List each line of the data in which the string "this" appears.
-- Start SUPPLIED ENTRIES --
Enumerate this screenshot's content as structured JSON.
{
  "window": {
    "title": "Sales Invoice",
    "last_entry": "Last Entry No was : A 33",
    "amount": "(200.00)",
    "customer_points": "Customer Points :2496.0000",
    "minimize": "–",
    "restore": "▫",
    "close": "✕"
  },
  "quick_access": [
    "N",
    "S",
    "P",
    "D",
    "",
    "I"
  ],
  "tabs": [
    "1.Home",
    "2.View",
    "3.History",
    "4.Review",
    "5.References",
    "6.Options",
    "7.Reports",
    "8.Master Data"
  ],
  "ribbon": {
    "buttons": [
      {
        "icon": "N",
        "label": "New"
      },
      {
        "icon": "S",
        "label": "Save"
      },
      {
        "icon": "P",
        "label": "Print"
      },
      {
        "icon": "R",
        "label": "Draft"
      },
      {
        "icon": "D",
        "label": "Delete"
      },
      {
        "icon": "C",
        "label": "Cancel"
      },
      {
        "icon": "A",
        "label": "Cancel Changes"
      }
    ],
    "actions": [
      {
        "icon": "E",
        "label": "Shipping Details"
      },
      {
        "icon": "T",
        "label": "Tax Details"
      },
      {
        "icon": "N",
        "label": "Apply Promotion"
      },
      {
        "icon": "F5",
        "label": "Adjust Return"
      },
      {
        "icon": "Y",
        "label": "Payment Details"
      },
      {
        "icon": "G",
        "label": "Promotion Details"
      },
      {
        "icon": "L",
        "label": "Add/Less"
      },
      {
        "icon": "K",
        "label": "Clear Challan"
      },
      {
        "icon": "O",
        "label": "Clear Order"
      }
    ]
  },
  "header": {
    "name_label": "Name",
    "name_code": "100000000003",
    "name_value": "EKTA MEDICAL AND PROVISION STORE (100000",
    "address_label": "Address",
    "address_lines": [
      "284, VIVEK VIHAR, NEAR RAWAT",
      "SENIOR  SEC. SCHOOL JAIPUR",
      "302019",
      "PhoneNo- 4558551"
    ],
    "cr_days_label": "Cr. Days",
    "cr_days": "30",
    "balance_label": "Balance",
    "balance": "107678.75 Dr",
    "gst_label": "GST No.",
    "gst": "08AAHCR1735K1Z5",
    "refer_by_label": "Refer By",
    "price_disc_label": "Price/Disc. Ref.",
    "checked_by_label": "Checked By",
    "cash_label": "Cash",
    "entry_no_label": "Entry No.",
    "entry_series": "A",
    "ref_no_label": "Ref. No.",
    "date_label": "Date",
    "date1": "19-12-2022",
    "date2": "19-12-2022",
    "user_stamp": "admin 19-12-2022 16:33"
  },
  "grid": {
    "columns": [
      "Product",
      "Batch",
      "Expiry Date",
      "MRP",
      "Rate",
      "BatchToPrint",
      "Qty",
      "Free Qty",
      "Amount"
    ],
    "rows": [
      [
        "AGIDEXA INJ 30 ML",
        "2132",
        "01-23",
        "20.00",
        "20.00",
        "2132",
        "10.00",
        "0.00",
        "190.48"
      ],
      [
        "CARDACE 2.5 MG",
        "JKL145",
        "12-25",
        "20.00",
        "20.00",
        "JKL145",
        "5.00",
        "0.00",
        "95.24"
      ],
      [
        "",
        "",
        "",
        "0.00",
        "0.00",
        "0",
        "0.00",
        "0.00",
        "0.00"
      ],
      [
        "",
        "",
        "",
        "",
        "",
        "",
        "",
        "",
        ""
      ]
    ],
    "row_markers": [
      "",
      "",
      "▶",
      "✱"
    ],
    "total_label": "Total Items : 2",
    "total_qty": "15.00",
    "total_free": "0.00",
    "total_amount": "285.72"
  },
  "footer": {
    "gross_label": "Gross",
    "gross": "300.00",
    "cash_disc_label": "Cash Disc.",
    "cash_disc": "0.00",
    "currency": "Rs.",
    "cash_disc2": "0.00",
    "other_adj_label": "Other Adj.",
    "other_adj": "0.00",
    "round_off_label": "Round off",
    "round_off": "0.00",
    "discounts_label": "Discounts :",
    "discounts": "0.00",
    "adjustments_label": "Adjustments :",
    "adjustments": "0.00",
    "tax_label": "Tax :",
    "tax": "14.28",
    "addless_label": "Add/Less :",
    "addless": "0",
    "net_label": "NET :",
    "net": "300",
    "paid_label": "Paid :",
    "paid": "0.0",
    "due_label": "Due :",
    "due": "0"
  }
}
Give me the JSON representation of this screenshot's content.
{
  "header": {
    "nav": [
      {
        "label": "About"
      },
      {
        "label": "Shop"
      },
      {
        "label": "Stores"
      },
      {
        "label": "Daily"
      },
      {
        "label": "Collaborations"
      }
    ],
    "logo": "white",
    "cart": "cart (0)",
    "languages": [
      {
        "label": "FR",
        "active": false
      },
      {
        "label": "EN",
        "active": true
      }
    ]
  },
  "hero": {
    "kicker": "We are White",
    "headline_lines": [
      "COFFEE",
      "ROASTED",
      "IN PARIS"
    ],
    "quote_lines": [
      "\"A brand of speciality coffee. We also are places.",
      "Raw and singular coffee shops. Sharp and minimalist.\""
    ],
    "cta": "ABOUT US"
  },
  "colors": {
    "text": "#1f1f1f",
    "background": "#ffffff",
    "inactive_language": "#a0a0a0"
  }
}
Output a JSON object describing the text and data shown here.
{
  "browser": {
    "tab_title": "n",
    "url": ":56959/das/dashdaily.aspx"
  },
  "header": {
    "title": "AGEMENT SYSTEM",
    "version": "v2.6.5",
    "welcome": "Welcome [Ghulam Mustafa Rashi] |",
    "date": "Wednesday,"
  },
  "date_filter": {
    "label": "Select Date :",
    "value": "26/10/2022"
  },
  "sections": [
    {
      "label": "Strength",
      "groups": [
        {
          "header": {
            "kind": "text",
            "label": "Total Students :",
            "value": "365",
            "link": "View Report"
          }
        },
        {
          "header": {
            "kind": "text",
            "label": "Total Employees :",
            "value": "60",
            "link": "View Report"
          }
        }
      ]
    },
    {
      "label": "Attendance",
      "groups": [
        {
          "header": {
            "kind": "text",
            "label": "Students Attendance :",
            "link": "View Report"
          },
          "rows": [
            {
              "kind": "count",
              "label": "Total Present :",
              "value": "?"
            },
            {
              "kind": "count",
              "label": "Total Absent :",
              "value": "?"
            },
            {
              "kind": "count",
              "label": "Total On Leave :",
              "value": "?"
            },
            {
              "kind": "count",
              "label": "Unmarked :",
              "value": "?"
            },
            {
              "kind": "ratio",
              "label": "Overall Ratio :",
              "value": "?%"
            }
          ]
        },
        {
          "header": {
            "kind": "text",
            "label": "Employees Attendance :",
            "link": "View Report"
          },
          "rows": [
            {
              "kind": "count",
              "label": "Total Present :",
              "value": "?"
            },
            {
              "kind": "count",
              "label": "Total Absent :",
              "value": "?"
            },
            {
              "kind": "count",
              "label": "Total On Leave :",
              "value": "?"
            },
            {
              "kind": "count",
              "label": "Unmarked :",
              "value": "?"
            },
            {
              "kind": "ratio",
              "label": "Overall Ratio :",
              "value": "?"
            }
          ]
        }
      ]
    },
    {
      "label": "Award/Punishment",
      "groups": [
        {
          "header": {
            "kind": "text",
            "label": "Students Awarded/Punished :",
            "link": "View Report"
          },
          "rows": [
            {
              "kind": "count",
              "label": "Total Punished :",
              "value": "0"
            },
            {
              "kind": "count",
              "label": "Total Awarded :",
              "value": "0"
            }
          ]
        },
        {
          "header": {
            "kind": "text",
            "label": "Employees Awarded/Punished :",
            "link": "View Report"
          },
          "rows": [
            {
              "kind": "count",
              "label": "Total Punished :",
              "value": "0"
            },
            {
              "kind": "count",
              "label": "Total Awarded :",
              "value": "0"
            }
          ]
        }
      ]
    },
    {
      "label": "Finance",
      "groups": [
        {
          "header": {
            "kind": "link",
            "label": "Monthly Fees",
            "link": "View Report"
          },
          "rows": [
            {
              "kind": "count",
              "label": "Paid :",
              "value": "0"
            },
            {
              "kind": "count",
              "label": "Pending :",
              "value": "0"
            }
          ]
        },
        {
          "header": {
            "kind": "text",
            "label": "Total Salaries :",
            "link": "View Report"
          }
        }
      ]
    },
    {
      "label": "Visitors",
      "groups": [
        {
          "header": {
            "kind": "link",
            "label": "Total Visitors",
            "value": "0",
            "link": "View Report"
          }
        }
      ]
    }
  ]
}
-- End SUPPLIED ENTRIES --
▶ THE OUTPUT:
Enumerate this screenshot's content as structured JSON.
Give me the JSON representation of this screenshot's content.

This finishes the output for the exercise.